STATED PROBLEM: Return the lines where the word "строя" occurs.

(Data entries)
------------------------------------
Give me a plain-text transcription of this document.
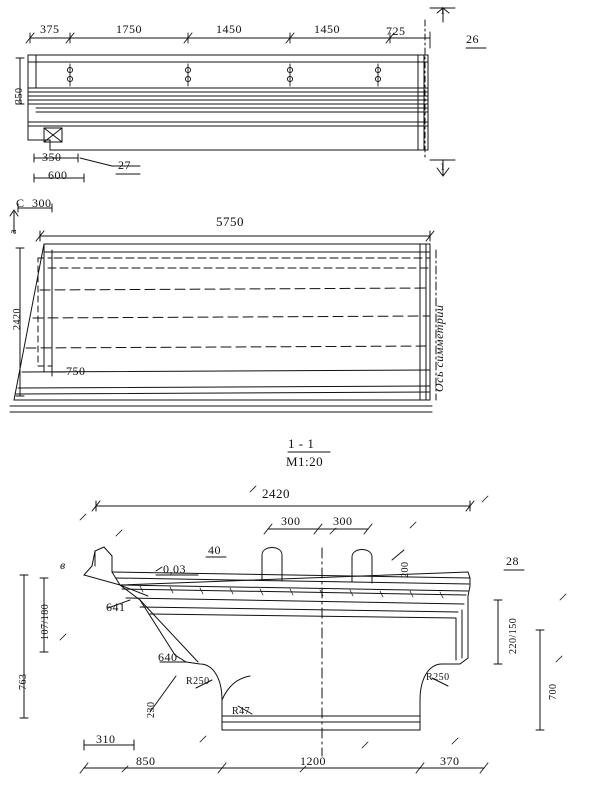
375	1750	1450	1450	725
26
350
350
600
27
1
1
C 300
а
5750
2420
750	Ось симметрии
1 - 1
M1:20
2420
300	300
0,03
40
200
28
220/150
700
763
107/180
в
641
640
230
R250
R47
R250
310
850	1200	370
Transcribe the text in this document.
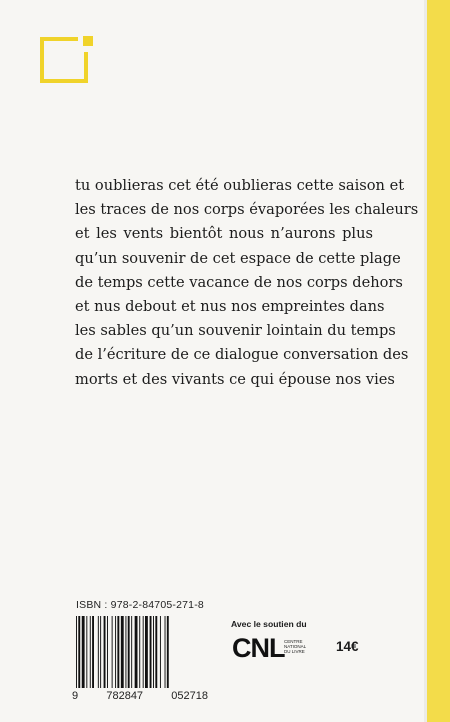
tu oublieras cet été oublieras cette saison et
les traces de nos corps évaporées les chaleurs
et les vents bientôt nous n’aurons plus
qu’un souvenir de cet espace de cette plage
de temps cette vacance de nos corps dehors
et nus debout et nus nos empreintes dans
les sables qu’un souvenir lointain du temps
de l’écriture de ce dialogue conversation des
morts et des vivants ce qui épouse nos vies
ISBN : 978-2-84705-271-8
9	782847	052718
Avec le soutien du
CNL CENTRE
NATIONAL
DU LIVRE	14€
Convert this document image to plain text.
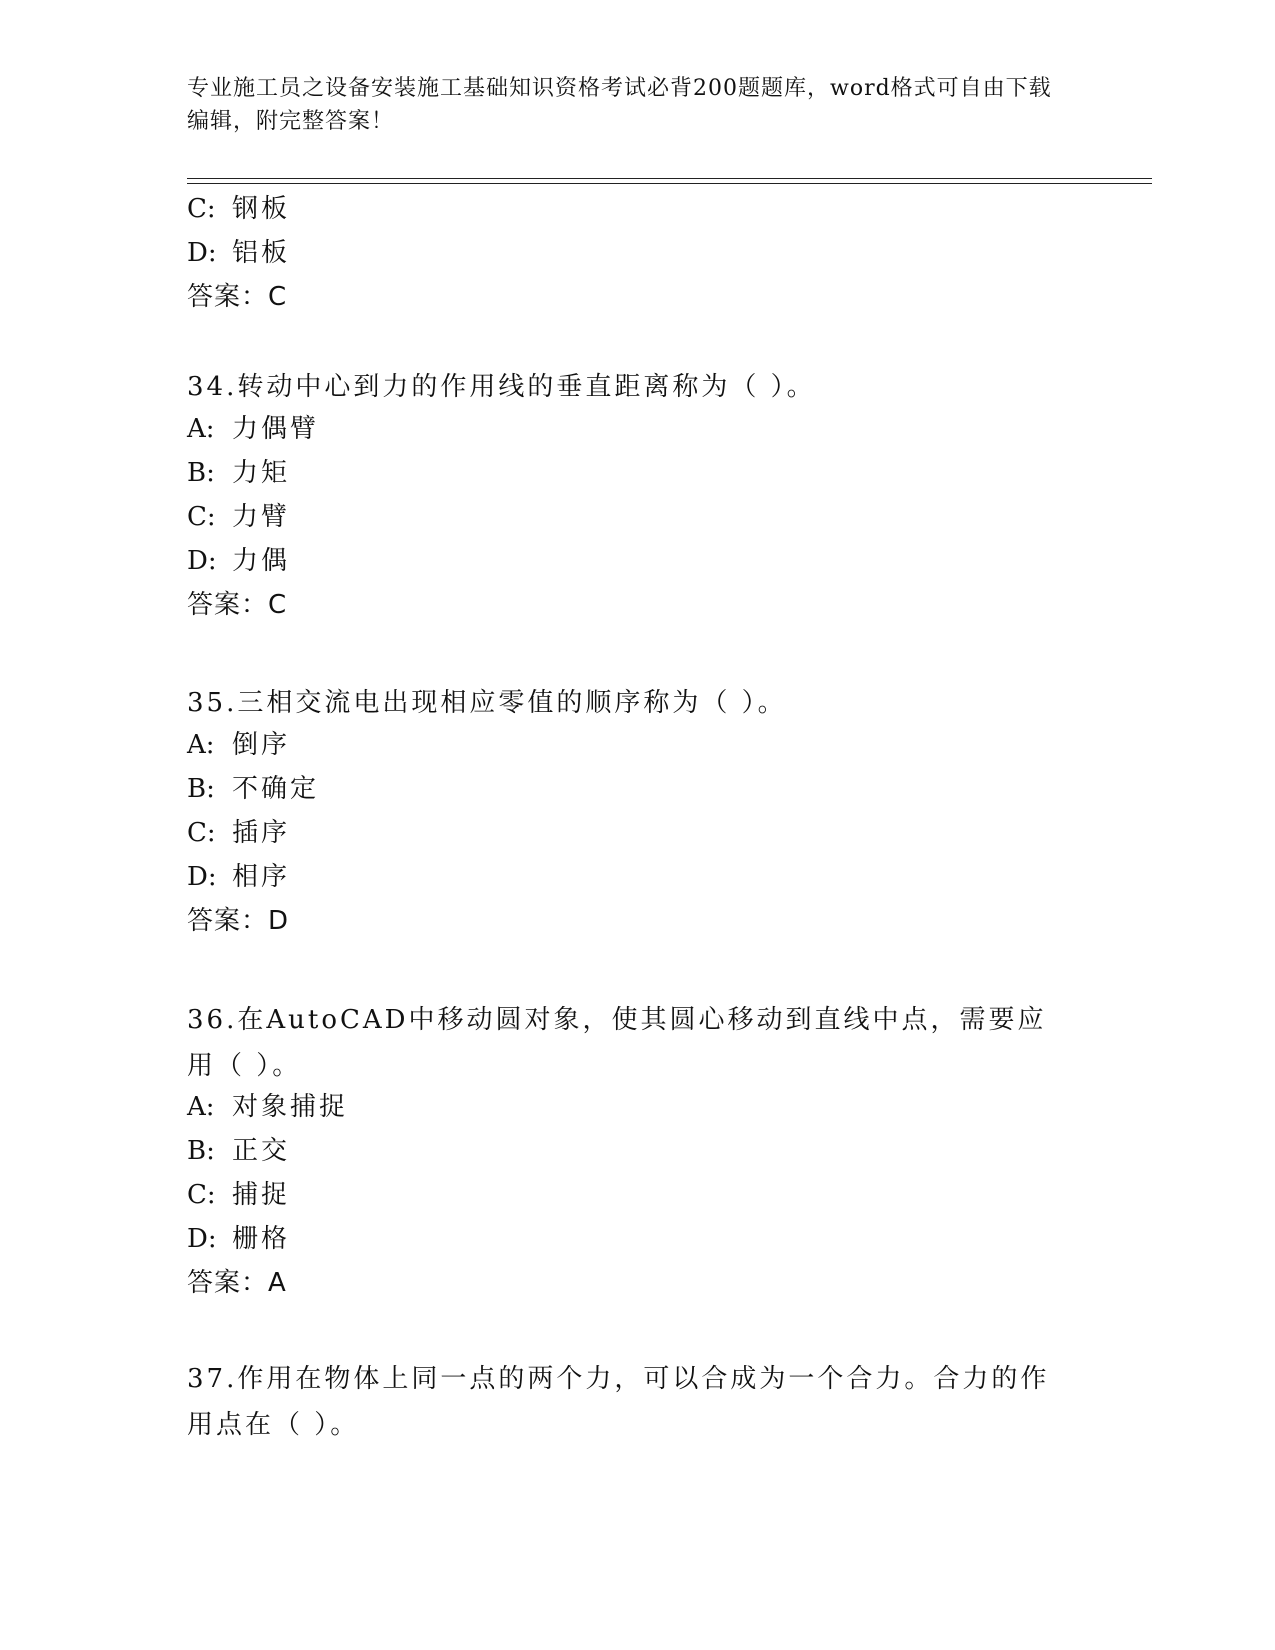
专业施工员之设备安装施工基础知识资格考试必背200题题库，word格式可自由下载编辑，附完整答案！
C: 钢板
D: 铝板
答案：C
34.转动中心到力的作用线的垂直距离称为（ ）。
A: 力偶臂
B: 力矩
C: 力臂
D: 力偶
答案：C
35.三相交流电出现相应零值的顺序称为（ ）。
A: 倒序
B: 不确定
C: 插序
D: 相序
答案：D
36.在AutoCAD中移动圆对象，使其圆心移动到直线中点，需要应用（ ）。
A: 对象捕捉
B: 正交
C: 捕捉
D: 栅格
答案：A
37.作用在物体上同一点的两个力，可以合成为一个合力。合力的作用点在（ ）。
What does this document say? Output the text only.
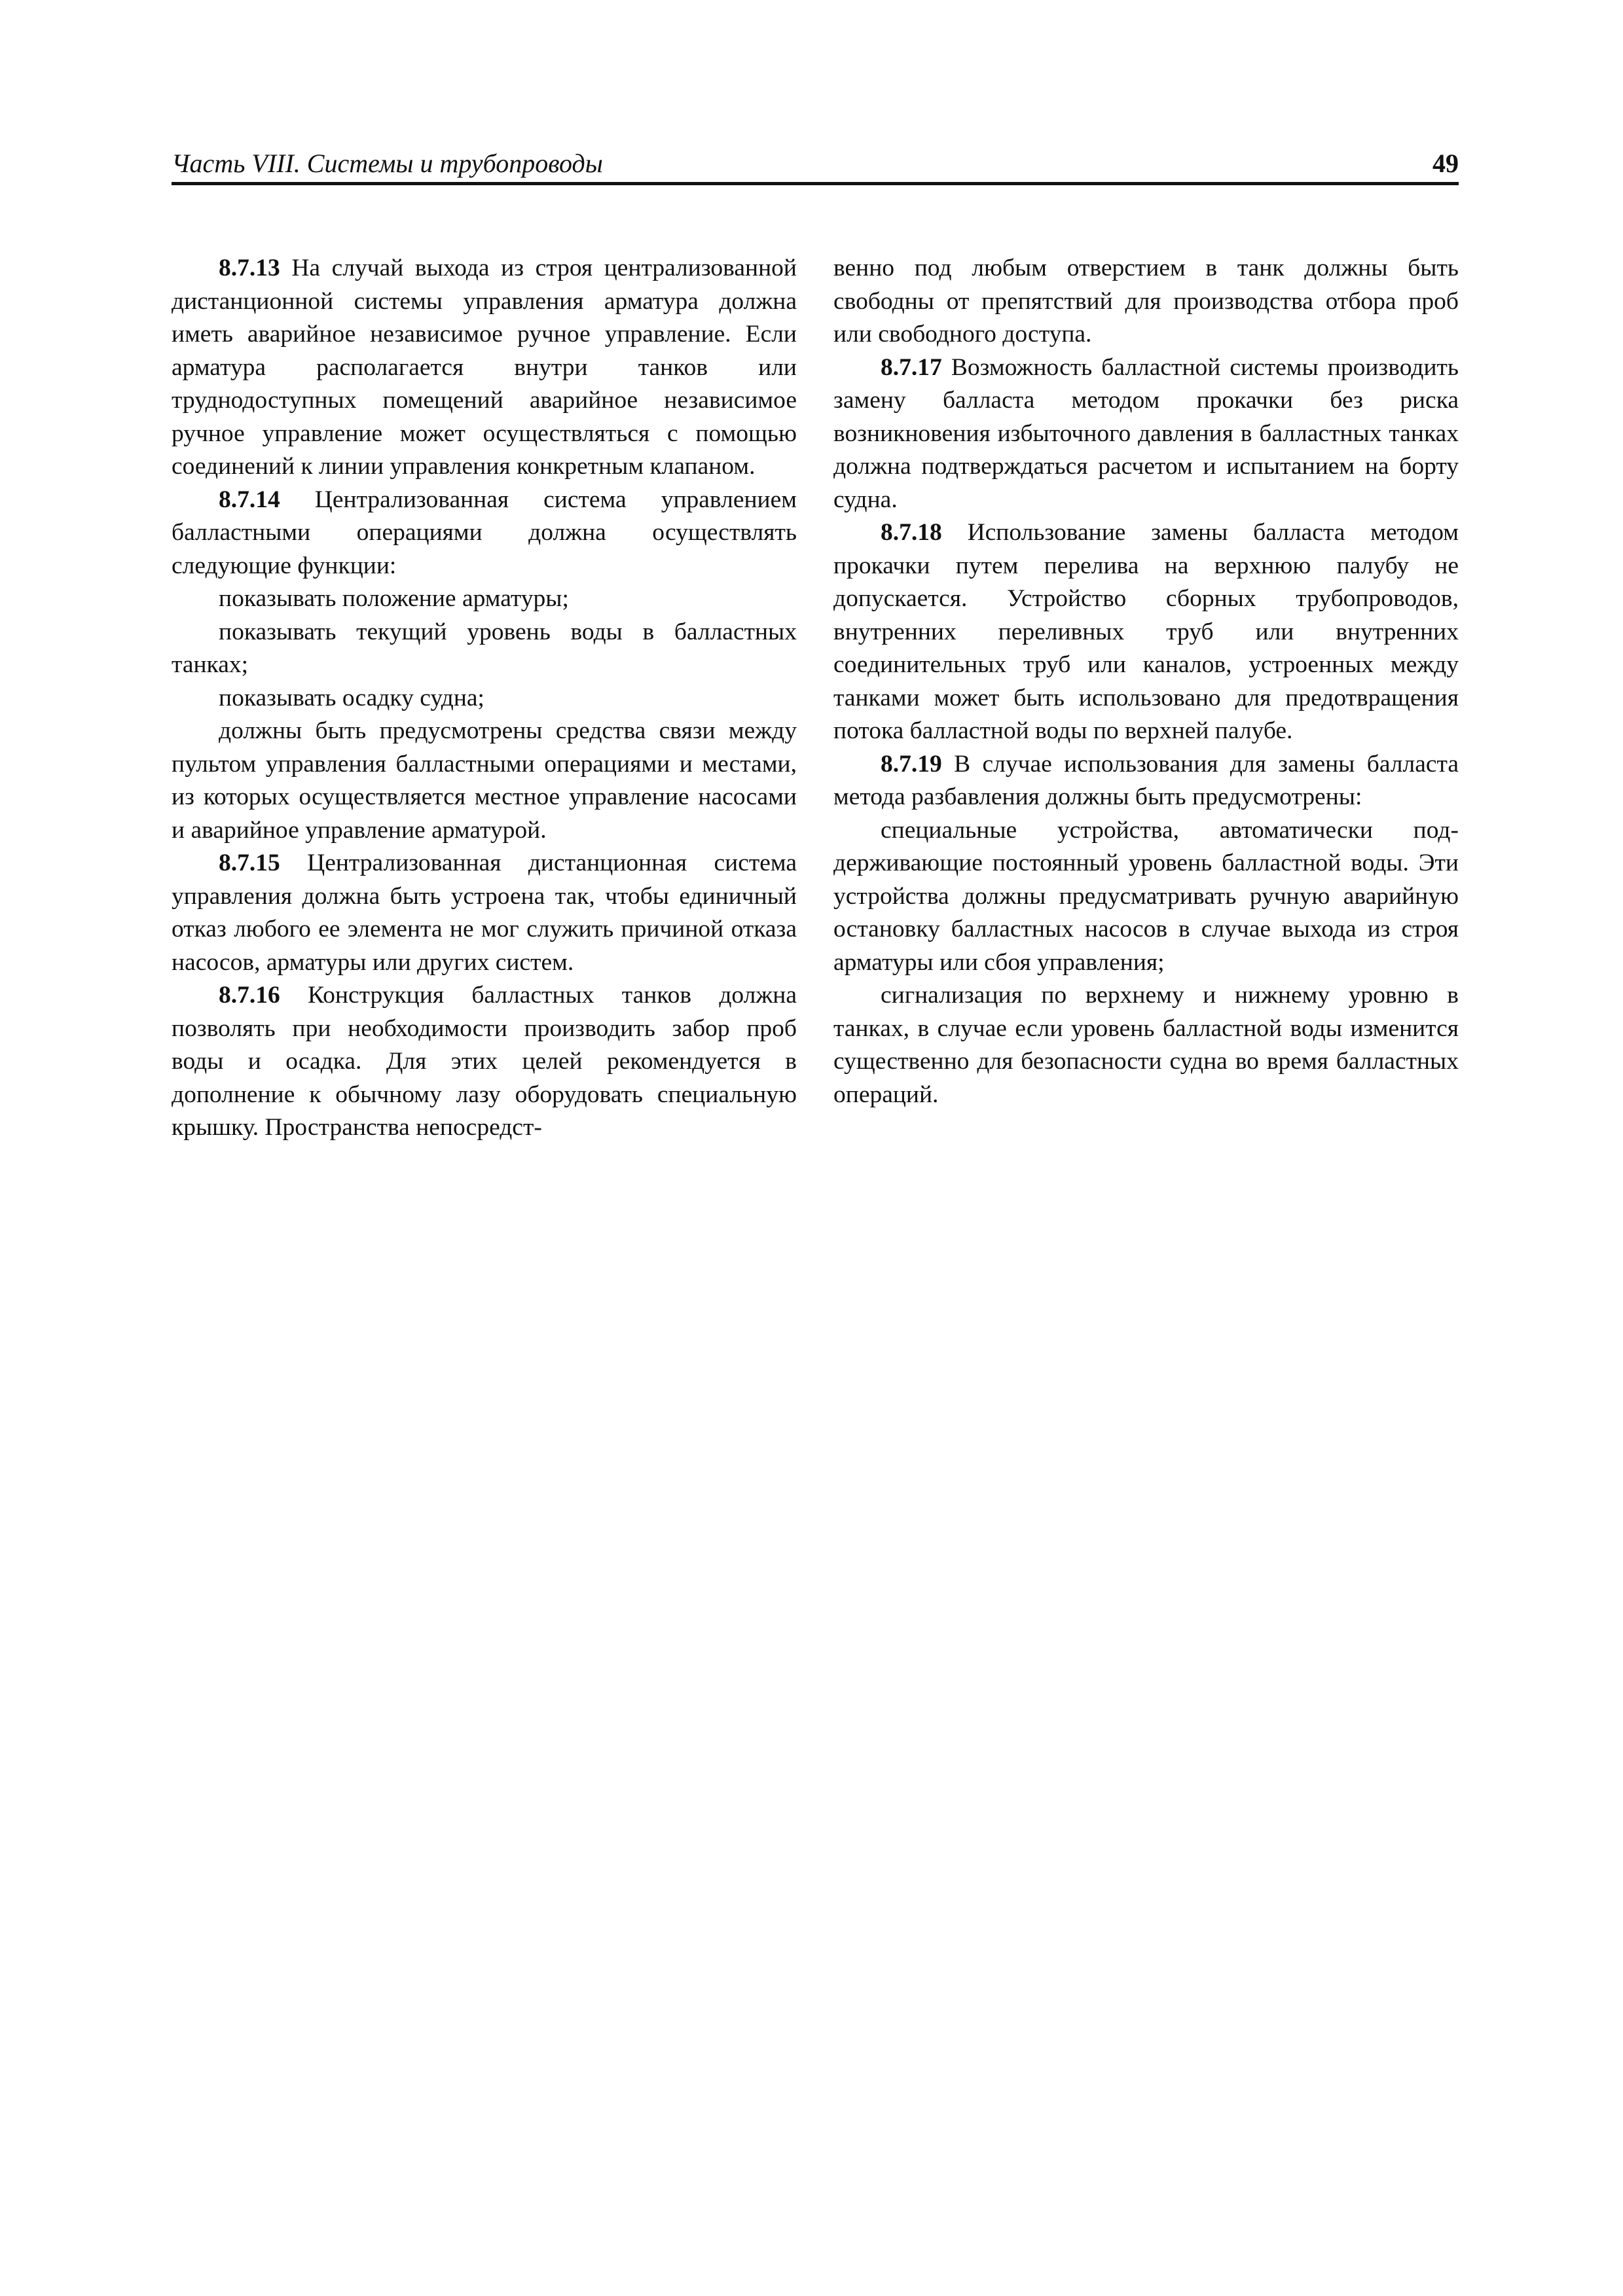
Часть VIII. Системы и трубопроводы	49

8.7.13 На случай выхода из строя централизованной дистанционной системы управления арматура должна иметь аварийное независимое ручное управление. Если арматура располагается внутри танков или труднодоступных помещений аварийное независимое ручное управление может осуществляться с помощью соединений к линии управления конкретным клапаном.

8.7.14 Централизованная система управлением балластными операциями должна осуществлять следующие функции:

показывать положение арматуры;

показывать текущий уровень воды в балластных танках;

показывать осадку судна;

должны быть предусмотрены средства связи между пультом управления балластными операциями и местами, из которых осуществляется местное управление насосами и аварийное управление арматурой.

8.7.15 Централизованная дистанционная система управления должна быть устроена так, чтобы единичный отказ любого ее элемента не мог служить причиной отказа насосов, арматуры или других систем.

8.7.16 Конструкция балластных танков должна позволять при необходимости производить забор проб воды и осадка. Для этих целей рекомендуется в дополнение к обычному лазу оборудовать специальную крышку. Пространства непосредст-

венно под любым отверстием в танк должны быть свободны от препятствий для производства отбора проб или свободного доступа.

8.7.17 Возможность балластной системы производить замену балласта методом прокачки без риска возникновения избыточного давления в балластных танках должна подтверждаться расчетом и испытанием на борту судна.

8.7.18 Использование замены балласта методом прокачки путем перелива на верхнюю палубу не допускается. Устройство сборных трубопроводов, внутренних переливных труб или внутренних соединительных труб или каналов, устроенных между танками может быть использовано для предотвращения потока балластной воды по верхней палубе.

8.7.19 В случае использования для замены балласта метода разбавления должны быть предусмотрены:

специальные устройства, автоматически поддерживающие постоянный уровень балластной воды. Эти устройства должны предусматривать ручную аварийную остановку балластных насосов в случае выхода из строя арматуры или сбоя управления;

сигнализация по верхнему и нижнему уровню в танках, в случае если уровень балластной воды изменится существенно для безопасности судна во время балластных операций.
------------------------------------
SOLVED EXERCISE:
8.7.13 На случай выхода из строя централизованной дистанционной системы управления арматура должна иметь аварийное независимое ручное управление. Если арматура располагается внутри танков или труднодоступных помещений аварийное независимое ручное управление может осуществляться с помощью соединений к линии управления конкретным клапаном.
специальные устройства, автоматически поддерживающие постоянный уровень балластной воды. Эти устройства должны предусматривать ручную аварийную остановку балластных насосов в случае выхода из строя арматуры или сбоя управления;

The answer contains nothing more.